#### [WHAT IS REQUIRED]
Give the count of lines containing the string "have", with no other output.

#### [DATA IN THIS EXERCISE]
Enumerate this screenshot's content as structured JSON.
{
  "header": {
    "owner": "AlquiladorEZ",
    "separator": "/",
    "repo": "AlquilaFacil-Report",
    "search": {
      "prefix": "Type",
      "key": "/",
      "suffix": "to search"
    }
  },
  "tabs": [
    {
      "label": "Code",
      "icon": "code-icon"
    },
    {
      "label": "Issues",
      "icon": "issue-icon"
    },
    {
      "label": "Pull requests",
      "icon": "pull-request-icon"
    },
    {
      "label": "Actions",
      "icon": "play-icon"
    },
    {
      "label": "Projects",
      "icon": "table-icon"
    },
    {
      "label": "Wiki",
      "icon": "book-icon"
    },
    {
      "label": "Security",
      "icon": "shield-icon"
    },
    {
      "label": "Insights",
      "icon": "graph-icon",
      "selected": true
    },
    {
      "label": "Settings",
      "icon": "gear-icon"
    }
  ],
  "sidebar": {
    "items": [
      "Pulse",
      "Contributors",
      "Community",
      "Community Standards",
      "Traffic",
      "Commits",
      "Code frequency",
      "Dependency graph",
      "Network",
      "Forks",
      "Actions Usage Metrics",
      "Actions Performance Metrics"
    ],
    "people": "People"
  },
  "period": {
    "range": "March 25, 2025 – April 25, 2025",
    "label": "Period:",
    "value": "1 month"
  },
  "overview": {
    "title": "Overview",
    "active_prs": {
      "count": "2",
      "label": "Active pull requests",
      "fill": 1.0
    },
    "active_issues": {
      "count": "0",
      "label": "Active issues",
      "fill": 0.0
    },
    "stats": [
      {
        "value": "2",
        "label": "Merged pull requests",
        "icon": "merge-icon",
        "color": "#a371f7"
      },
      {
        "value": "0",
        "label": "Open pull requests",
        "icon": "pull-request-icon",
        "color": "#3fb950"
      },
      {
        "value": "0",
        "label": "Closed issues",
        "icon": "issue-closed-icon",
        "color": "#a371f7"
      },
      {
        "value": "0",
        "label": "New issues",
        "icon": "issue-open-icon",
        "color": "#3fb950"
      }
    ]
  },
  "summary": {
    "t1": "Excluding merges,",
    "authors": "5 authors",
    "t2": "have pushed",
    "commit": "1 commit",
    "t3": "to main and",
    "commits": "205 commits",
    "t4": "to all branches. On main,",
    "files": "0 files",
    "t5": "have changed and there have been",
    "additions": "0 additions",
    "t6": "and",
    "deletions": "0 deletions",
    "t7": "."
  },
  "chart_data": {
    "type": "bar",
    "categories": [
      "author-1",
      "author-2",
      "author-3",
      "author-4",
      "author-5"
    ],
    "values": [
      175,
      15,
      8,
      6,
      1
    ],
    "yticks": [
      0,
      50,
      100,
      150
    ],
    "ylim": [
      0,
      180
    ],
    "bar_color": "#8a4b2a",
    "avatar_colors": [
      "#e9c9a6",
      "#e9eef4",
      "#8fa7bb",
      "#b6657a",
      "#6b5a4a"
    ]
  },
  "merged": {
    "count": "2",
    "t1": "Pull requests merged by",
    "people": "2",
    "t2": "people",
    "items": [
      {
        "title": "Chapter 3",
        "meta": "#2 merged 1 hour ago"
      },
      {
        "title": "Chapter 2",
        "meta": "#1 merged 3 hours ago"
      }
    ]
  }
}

#### [RIGHT ANSWER]
2